--- Exercise objective ---
Note each line that includes the word "storage". Copy those lines.

# start of Records to process

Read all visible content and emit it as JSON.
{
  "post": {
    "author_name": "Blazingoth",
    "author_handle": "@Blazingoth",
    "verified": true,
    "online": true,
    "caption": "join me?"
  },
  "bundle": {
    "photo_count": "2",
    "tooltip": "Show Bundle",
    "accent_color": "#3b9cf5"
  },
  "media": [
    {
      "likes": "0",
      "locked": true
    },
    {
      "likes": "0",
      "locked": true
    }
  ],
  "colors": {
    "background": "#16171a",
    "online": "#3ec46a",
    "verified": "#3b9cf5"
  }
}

# end of Records to process
# start of Records to process

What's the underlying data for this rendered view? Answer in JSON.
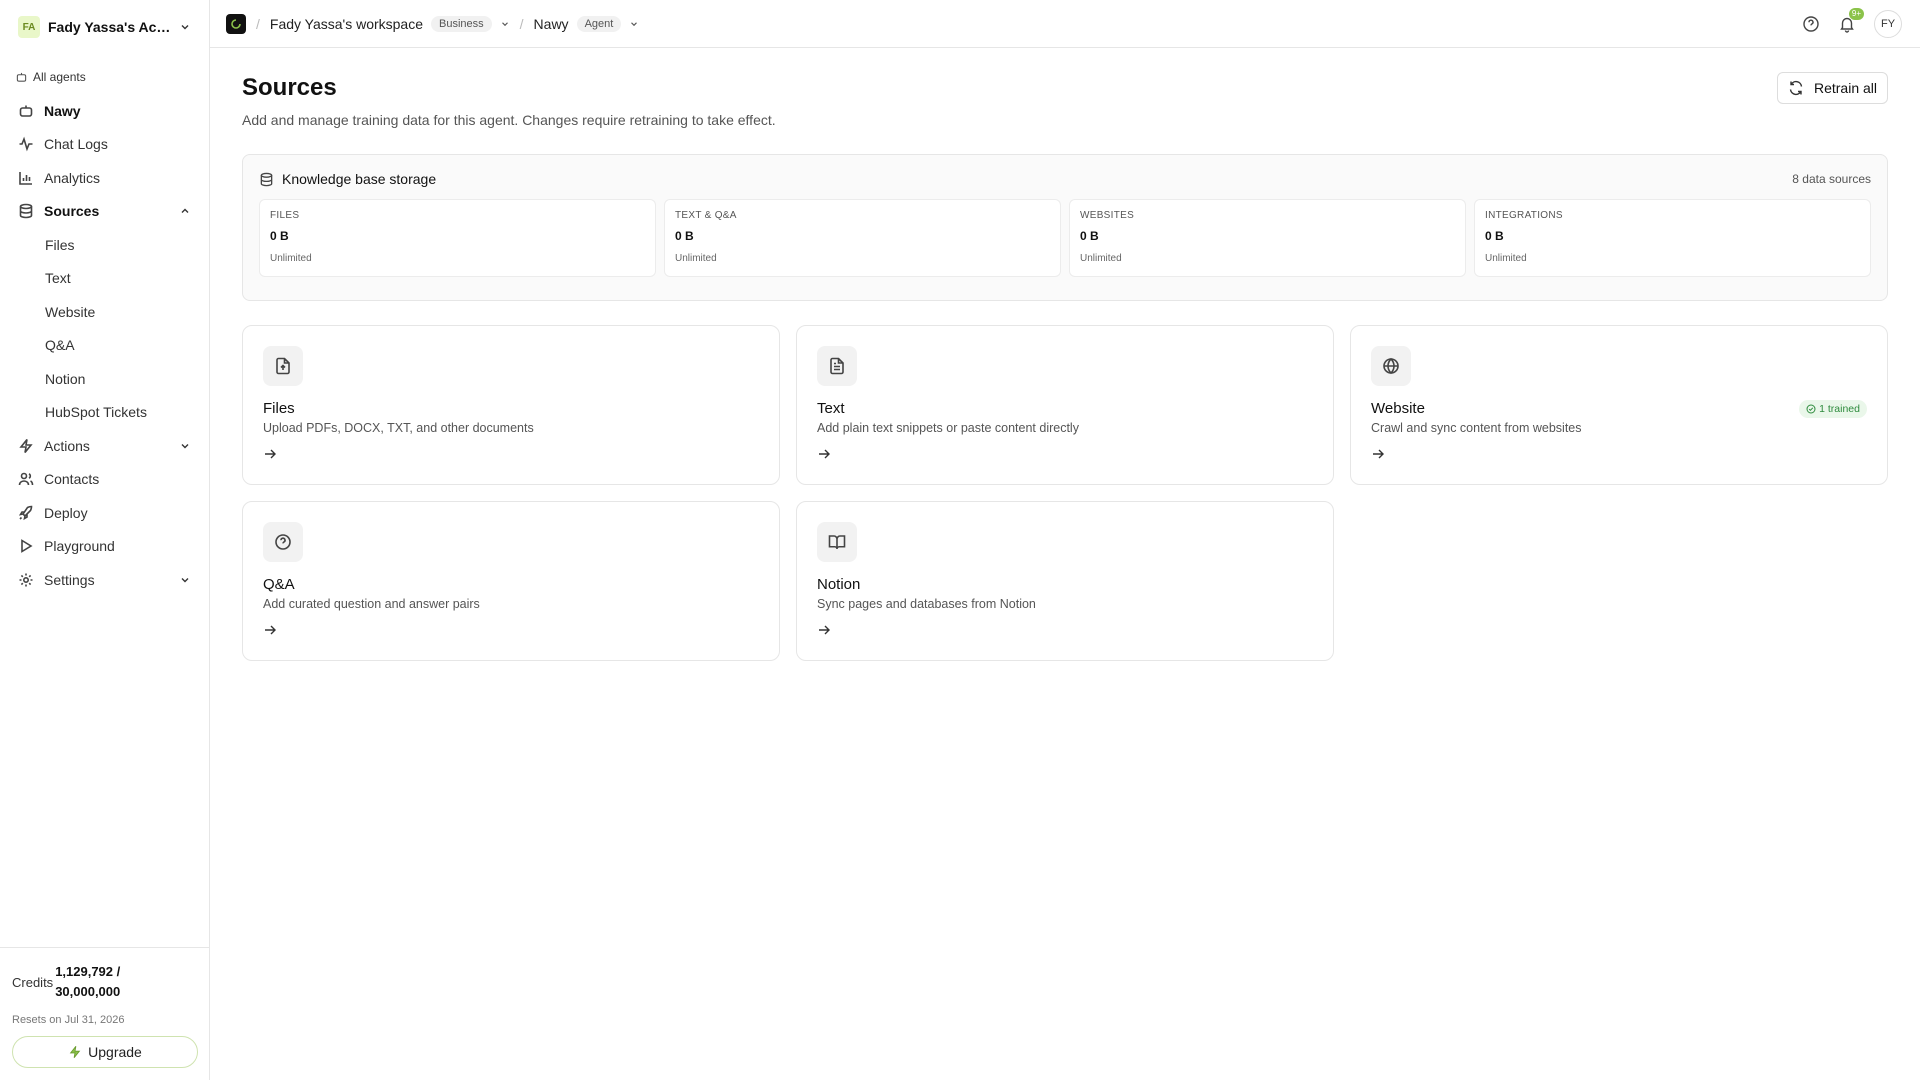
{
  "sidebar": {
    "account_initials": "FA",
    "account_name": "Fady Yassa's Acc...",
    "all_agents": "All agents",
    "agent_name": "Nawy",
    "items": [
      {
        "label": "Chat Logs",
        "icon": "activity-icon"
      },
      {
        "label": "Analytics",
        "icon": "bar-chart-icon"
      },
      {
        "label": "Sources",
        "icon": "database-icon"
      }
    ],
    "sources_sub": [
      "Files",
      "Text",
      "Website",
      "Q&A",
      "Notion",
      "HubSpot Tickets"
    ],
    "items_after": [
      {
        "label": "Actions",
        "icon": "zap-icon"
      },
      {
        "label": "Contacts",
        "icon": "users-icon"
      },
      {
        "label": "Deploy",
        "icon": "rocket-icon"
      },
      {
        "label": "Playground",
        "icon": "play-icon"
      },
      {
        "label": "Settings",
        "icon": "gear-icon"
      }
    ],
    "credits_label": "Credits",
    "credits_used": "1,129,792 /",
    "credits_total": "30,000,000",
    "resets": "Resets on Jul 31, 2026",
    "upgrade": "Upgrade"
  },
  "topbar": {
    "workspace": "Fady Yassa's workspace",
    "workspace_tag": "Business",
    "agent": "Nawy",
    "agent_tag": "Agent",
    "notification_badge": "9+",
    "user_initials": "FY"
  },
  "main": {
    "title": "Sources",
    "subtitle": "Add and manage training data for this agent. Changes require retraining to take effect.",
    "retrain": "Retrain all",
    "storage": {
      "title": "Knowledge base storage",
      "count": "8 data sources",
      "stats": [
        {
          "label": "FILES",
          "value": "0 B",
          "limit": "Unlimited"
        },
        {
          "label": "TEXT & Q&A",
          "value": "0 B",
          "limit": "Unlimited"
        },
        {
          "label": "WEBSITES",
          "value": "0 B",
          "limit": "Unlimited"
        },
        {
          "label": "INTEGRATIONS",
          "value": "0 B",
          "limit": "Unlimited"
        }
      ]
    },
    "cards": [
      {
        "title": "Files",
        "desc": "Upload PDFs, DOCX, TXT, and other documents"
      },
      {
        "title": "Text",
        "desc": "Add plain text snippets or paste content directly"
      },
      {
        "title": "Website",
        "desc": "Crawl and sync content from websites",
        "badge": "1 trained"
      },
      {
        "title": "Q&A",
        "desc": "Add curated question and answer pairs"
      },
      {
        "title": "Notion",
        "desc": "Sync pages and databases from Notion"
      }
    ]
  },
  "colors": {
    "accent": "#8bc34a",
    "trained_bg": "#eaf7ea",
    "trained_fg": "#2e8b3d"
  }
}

# end of Records to process

--- Full response ---
    "storage": {
      "title": "Knowledge base storage",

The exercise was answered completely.